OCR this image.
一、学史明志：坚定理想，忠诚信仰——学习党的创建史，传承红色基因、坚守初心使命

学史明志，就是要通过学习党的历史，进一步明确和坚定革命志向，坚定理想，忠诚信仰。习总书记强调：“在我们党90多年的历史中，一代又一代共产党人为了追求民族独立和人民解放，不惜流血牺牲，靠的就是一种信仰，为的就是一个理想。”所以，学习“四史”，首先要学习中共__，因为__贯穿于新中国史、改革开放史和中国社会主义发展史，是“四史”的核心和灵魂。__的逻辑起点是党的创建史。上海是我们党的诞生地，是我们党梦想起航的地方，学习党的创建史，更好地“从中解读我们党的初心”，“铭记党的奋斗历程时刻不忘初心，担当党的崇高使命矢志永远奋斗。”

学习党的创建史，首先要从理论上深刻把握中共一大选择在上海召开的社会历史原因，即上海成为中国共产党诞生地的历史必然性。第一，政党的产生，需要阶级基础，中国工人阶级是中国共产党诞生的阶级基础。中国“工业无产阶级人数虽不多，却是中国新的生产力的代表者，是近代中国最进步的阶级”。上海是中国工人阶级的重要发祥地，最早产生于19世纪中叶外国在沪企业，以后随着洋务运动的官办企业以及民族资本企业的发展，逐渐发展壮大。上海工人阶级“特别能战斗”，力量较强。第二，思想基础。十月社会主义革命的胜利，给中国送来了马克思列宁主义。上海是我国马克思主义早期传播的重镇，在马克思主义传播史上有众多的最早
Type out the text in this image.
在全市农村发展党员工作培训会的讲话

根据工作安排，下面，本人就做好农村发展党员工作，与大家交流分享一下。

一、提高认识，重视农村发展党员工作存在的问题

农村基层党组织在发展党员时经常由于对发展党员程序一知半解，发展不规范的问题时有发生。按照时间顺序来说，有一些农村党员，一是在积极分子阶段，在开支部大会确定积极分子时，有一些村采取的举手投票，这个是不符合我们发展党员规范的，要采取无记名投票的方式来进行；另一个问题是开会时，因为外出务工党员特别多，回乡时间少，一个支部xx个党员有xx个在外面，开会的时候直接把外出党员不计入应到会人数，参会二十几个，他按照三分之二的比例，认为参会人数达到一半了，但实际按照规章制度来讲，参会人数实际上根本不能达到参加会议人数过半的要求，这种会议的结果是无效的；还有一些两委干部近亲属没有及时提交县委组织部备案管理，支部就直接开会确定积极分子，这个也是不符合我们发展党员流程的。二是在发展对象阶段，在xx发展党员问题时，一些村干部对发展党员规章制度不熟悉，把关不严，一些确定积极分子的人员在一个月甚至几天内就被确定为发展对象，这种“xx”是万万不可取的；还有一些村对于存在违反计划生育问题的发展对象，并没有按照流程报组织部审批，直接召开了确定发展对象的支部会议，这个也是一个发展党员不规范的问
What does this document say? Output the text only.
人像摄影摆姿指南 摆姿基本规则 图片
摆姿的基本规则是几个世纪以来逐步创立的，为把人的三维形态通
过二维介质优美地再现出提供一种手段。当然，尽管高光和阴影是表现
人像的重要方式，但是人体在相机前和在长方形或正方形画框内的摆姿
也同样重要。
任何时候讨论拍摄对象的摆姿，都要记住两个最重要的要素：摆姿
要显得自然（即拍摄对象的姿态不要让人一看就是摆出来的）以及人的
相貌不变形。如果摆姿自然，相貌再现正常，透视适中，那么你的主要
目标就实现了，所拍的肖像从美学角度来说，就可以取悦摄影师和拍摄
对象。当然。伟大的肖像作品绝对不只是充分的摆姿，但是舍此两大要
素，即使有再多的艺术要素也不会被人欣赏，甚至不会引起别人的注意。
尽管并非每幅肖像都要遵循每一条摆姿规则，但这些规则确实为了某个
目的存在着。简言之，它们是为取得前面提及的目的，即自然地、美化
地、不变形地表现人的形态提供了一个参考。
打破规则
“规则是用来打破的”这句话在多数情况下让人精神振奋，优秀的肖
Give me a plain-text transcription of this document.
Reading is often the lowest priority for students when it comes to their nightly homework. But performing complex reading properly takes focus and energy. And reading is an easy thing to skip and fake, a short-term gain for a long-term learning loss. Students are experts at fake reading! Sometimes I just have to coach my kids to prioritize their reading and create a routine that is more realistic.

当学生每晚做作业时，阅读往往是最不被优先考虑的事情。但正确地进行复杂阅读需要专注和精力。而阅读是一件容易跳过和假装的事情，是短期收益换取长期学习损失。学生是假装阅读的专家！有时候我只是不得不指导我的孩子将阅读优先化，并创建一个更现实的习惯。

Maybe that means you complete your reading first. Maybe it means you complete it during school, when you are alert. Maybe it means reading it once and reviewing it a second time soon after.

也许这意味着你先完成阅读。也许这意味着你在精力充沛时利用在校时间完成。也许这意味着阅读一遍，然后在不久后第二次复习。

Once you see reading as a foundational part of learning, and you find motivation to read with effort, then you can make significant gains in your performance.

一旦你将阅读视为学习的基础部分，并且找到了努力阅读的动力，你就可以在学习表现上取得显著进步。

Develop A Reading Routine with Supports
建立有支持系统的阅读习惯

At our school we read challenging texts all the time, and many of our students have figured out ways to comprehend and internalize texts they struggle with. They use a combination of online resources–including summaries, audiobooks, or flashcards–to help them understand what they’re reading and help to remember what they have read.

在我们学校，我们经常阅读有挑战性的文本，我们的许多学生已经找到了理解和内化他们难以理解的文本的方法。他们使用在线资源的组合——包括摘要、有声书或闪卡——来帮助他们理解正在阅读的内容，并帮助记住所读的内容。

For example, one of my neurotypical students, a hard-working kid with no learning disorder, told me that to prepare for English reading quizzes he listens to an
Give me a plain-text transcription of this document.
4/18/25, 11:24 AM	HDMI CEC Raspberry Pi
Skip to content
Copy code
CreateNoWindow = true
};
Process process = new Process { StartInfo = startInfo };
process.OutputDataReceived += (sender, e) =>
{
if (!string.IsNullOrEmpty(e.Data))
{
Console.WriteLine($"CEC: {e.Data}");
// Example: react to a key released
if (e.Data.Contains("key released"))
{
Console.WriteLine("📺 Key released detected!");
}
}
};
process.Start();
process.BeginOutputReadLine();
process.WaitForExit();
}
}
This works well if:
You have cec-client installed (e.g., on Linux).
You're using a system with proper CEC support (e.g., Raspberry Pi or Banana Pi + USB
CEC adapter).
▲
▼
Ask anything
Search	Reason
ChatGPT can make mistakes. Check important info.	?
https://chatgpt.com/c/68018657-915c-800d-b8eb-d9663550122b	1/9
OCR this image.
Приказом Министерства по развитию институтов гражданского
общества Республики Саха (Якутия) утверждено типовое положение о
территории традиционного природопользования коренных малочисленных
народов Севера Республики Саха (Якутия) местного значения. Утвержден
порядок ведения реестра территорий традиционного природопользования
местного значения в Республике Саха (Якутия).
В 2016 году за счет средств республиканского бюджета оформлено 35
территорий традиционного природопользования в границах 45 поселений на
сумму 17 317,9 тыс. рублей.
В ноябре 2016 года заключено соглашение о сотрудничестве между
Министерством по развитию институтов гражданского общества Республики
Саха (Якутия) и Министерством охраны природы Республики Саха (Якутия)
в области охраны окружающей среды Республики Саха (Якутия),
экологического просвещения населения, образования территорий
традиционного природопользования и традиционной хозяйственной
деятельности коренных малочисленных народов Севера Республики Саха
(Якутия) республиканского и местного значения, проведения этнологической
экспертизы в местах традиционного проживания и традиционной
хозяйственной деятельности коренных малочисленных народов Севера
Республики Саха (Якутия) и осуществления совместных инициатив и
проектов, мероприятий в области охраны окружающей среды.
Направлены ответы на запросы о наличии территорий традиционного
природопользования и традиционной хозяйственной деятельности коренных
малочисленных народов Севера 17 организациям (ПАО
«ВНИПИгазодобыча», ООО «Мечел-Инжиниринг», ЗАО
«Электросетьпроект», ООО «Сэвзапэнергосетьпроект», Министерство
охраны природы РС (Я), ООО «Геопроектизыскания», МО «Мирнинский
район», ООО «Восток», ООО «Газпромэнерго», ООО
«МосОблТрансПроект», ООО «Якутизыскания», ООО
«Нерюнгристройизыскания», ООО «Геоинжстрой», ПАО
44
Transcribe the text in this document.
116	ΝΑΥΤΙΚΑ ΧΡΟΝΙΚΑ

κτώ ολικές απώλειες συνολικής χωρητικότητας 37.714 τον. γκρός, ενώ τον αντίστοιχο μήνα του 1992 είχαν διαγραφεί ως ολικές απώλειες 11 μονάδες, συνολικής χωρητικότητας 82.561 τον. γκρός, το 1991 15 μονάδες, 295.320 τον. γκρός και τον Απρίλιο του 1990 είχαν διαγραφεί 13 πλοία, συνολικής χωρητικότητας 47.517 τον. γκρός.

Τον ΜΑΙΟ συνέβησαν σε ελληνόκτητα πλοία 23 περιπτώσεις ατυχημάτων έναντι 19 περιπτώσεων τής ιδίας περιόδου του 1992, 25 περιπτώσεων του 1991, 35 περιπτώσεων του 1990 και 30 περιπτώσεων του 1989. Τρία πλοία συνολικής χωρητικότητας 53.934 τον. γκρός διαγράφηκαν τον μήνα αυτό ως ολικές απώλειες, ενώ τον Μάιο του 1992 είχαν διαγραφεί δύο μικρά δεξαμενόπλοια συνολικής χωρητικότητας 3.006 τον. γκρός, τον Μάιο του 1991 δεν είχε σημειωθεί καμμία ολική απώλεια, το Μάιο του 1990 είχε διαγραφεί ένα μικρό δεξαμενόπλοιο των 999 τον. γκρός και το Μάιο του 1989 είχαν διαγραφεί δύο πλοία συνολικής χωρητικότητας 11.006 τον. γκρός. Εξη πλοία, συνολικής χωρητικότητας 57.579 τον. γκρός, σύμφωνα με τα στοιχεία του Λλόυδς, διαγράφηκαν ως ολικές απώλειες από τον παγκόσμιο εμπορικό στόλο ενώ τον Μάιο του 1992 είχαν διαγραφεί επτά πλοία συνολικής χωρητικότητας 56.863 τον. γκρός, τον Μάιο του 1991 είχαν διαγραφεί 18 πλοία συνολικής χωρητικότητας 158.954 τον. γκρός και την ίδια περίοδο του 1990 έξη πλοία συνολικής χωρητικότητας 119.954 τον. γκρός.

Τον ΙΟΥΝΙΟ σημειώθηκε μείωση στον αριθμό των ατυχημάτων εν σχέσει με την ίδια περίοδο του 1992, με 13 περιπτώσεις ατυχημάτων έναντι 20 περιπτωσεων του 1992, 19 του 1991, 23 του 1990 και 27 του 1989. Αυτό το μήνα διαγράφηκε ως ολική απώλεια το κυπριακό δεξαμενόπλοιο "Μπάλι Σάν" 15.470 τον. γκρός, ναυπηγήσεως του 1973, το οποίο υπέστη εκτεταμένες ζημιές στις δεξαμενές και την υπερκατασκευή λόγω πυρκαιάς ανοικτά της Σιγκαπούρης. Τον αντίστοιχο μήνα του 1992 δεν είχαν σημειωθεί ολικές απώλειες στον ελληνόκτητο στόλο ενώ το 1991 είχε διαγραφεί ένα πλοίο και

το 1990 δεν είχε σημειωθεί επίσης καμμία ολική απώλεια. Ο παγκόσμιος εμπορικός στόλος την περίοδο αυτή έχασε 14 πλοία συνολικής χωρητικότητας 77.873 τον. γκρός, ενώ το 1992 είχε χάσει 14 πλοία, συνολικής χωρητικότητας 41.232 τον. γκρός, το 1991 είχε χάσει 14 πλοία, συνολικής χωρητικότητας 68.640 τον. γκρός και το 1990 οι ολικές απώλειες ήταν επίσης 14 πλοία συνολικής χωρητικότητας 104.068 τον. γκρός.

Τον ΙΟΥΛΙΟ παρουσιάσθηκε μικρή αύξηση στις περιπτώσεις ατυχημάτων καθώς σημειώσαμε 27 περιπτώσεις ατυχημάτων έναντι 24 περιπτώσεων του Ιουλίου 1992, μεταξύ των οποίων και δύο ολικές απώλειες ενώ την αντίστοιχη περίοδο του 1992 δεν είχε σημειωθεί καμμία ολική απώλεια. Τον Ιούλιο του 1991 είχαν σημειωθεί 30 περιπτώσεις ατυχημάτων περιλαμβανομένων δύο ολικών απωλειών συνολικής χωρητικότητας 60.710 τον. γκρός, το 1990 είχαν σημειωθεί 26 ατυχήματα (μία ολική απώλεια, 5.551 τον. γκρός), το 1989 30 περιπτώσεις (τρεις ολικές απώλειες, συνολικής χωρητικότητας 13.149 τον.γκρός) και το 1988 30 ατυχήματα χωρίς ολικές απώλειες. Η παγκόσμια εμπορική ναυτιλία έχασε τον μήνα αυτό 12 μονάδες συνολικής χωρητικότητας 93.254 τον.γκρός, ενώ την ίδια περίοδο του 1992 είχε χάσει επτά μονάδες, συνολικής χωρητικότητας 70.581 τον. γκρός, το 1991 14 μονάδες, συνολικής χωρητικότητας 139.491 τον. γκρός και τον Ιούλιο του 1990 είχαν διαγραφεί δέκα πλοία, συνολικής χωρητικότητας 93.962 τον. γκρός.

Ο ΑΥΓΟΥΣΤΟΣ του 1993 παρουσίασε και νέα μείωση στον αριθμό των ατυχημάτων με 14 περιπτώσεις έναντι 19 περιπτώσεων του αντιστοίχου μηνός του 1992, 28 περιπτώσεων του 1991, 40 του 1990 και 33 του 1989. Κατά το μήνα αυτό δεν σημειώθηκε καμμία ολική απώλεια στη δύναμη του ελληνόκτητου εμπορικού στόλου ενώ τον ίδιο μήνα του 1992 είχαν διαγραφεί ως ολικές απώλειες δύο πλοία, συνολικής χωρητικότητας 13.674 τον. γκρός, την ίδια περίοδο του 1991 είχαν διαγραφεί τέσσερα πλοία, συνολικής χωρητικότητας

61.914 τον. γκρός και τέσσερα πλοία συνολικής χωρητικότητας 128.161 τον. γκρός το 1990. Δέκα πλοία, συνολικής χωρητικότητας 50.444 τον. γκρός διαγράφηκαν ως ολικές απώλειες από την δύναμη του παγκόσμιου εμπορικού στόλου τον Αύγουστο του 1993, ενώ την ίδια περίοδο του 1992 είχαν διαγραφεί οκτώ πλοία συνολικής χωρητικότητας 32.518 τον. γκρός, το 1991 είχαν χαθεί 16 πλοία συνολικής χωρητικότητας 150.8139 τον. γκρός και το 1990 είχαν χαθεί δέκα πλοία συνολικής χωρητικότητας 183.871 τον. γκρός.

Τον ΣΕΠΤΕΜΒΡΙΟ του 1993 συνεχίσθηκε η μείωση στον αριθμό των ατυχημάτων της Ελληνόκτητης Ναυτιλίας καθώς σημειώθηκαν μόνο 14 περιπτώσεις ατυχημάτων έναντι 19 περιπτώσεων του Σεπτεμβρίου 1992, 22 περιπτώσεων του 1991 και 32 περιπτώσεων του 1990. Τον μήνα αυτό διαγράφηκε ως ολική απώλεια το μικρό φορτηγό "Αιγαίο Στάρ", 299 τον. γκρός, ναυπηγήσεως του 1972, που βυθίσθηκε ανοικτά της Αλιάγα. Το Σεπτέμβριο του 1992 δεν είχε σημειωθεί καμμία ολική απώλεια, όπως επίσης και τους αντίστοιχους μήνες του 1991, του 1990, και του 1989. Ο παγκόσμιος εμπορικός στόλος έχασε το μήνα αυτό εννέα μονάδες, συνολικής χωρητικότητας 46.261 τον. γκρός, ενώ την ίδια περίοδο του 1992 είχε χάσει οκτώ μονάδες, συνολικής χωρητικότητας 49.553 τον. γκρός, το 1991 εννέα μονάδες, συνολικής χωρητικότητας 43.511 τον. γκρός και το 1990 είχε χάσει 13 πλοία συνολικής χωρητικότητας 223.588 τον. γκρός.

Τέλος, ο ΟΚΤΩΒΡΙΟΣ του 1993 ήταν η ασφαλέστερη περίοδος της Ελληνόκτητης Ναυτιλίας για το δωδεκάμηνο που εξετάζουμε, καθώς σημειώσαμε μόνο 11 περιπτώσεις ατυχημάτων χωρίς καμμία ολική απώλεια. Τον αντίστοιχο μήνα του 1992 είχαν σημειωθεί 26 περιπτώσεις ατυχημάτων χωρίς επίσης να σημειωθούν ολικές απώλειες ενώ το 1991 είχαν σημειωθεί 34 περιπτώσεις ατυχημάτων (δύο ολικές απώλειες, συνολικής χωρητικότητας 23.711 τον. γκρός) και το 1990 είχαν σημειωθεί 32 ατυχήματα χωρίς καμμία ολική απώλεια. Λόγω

> [YOUR INSTRUCTIONS]
From the entries above, select each line containing the string "school".

> [REPLY TO THE EXERCISE]
Maybe that means you complete your reading first. Maybe it means you complete it during school, when you are alert. Maybe it means reading it once and reviewing it a second time soon after.
At our school we read challenging texts all the time, and many of our students have figured out ways to comprehend and internalize texts they struggle with. They use a combination of online resources–including summaries, audiobooks, or flashcards–to help them understand what they’re reading and help to remember what they have read.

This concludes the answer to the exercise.